━━━━━ Data shown
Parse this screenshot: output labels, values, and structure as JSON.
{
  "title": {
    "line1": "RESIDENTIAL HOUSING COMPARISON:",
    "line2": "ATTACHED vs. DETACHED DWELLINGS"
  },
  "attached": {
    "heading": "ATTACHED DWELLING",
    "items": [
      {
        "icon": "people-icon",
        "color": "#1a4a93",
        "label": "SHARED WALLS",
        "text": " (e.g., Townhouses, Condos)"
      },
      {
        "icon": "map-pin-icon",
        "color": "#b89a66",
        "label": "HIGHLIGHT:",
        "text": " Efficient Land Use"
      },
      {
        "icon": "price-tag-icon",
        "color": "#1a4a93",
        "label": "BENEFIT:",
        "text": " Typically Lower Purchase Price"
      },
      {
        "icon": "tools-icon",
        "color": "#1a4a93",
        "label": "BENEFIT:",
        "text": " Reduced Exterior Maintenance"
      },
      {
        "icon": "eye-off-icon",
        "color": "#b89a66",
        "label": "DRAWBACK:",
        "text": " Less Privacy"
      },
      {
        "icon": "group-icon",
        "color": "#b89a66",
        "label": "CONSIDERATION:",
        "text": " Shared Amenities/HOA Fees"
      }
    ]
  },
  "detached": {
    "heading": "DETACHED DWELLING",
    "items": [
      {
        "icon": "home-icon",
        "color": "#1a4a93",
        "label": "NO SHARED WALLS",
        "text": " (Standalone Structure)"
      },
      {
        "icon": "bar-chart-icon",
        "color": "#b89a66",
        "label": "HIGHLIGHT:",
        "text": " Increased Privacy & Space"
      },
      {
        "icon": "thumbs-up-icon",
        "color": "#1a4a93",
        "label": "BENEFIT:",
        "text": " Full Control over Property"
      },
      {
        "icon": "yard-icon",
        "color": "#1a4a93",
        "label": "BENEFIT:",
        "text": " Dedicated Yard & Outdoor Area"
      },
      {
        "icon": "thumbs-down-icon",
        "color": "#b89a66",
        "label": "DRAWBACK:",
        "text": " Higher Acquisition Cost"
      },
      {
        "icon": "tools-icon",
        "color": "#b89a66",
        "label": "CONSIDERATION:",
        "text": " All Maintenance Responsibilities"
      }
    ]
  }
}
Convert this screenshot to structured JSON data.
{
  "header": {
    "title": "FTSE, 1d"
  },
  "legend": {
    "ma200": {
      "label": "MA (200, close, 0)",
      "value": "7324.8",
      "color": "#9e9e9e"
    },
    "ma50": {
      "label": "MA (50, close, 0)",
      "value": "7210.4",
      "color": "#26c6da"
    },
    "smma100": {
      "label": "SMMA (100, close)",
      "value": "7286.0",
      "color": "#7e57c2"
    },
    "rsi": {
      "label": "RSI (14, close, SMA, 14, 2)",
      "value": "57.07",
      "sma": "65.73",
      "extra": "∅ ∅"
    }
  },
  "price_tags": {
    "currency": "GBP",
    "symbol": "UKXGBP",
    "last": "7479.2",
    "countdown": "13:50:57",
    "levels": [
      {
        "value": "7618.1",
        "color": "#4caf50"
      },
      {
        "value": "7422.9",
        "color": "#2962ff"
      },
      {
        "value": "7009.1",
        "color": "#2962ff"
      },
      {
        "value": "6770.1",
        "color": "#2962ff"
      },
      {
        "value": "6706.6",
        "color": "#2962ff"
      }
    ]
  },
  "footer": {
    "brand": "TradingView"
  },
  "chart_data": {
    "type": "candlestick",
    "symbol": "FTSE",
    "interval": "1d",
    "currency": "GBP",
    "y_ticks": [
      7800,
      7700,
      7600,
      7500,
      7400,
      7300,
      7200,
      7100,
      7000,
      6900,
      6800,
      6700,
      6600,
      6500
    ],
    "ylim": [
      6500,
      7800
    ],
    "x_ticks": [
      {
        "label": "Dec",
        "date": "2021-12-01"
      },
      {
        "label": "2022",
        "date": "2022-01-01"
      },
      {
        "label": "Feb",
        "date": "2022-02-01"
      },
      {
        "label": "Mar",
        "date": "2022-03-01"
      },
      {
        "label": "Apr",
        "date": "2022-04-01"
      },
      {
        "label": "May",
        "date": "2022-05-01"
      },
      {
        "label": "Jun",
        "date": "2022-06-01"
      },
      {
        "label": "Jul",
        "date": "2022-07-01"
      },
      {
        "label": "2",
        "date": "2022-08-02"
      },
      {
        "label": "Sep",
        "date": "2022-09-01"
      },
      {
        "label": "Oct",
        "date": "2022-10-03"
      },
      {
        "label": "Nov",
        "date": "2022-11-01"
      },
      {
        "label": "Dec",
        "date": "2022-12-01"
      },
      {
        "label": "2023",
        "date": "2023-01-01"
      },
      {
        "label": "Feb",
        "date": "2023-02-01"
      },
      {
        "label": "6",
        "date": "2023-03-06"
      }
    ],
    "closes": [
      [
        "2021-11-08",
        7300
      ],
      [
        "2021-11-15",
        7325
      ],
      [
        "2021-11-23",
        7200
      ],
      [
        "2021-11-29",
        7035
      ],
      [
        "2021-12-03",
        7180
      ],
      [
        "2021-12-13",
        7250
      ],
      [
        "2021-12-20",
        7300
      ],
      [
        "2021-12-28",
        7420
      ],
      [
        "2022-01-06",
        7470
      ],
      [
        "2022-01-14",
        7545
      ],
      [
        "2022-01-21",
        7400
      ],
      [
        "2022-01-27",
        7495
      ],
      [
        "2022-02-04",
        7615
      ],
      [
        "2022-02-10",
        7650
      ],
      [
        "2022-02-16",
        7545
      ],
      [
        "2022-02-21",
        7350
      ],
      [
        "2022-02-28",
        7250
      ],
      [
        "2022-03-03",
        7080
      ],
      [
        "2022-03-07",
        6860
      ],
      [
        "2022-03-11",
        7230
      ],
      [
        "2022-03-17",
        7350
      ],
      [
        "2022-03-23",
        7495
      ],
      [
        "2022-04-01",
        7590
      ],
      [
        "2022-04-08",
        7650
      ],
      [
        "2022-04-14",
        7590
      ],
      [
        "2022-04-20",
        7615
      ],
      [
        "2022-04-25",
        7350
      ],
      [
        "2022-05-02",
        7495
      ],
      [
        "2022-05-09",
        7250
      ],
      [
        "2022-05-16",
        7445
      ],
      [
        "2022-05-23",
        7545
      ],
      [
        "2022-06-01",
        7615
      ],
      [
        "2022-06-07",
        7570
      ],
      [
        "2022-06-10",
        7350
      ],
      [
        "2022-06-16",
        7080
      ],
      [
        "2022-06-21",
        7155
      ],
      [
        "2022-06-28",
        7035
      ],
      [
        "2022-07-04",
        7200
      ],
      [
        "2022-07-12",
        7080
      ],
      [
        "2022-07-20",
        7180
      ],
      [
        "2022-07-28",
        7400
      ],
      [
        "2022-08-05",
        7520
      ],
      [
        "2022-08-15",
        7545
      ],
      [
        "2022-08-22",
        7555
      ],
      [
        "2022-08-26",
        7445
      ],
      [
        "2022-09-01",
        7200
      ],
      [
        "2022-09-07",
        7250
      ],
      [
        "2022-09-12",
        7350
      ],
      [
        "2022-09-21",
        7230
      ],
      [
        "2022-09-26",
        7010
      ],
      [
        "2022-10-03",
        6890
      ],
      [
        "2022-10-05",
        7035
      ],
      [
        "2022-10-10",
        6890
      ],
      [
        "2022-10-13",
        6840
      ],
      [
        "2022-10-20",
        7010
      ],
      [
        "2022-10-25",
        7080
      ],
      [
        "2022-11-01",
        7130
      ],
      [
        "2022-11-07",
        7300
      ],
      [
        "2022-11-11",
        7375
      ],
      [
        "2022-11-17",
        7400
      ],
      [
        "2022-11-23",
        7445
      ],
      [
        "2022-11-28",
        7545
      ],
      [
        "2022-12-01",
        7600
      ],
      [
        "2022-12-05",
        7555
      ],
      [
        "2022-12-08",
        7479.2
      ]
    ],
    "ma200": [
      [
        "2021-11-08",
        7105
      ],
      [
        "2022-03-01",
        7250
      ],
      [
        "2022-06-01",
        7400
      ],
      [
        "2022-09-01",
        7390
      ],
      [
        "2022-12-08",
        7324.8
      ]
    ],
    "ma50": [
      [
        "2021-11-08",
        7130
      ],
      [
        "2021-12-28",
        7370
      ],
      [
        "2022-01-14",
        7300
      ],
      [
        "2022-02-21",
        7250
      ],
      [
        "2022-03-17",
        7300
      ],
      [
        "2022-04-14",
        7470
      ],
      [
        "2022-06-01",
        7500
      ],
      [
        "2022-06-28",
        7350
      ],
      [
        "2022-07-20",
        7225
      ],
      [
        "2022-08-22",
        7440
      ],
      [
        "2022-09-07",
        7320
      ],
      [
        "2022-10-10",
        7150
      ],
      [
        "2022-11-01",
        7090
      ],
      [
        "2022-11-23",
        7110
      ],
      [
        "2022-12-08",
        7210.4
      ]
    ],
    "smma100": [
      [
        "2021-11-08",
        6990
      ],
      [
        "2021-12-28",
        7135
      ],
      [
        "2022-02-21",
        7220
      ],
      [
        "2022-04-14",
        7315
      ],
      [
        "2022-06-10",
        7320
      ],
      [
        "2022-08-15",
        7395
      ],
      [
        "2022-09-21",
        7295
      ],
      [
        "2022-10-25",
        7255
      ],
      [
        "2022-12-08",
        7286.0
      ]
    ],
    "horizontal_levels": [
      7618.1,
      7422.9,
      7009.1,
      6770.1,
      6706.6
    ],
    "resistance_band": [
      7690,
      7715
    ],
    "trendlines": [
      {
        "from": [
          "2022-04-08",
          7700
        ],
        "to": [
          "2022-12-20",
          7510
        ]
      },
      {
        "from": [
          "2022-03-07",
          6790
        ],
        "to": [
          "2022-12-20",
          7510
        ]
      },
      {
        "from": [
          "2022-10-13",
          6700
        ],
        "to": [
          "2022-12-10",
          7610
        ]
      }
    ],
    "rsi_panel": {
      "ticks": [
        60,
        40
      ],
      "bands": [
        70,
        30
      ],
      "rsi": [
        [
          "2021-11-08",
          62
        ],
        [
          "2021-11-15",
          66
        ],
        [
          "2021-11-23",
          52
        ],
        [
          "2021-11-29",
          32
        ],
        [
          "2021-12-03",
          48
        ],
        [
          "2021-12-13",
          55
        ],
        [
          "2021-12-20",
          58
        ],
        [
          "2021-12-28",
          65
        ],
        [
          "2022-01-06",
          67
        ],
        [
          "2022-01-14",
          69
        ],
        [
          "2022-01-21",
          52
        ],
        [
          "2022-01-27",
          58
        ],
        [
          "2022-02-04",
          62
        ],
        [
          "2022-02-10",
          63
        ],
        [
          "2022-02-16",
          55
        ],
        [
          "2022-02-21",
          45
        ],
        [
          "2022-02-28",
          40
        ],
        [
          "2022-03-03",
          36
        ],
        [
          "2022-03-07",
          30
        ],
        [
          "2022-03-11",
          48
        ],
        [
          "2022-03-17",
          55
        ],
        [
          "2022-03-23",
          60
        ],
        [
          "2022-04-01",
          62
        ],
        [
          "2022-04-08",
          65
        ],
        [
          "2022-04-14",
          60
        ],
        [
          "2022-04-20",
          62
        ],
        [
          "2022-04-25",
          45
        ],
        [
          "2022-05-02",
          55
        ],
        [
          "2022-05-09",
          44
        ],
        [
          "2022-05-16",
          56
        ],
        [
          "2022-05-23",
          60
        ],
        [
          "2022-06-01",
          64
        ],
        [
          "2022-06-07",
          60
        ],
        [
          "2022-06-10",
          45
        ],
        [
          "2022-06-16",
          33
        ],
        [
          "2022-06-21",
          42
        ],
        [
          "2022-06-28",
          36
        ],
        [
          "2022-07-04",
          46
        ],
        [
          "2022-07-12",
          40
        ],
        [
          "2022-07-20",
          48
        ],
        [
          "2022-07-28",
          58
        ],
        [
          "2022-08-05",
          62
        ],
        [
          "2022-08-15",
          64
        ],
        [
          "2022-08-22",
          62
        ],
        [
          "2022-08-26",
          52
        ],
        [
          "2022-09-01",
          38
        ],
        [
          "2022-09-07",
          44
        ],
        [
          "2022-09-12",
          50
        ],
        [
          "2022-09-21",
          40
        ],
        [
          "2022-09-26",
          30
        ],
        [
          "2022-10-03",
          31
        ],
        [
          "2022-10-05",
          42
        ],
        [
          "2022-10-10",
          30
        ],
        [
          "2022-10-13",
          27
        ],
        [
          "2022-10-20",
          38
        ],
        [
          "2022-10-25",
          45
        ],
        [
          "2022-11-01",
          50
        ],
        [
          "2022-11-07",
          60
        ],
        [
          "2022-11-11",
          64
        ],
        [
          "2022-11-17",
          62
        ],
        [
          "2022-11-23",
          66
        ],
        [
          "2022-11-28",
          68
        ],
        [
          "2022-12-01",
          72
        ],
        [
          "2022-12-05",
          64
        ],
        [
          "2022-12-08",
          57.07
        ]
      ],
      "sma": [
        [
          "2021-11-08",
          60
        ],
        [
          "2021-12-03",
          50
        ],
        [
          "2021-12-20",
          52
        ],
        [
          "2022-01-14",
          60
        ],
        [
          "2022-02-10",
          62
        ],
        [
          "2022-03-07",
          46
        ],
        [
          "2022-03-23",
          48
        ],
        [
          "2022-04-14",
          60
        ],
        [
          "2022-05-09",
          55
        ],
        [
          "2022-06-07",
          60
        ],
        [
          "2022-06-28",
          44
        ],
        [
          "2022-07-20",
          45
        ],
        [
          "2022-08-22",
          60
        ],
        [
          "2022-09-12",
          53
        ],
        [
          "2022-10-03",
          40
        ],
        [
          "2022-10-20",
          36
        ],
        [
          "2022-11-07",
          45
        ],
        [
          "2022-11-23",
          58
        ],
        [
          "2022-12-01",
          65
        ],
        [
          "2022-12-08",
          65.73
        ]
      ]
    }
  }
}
━━━━━━━━━━
» **Task to carry out**: Which lines contain the word "screenshot"? Copy each of them.

» **Response**:
Parse this screenshot: output labels, values, and structure as JSON.
Convert this screenshot to structured JSON data.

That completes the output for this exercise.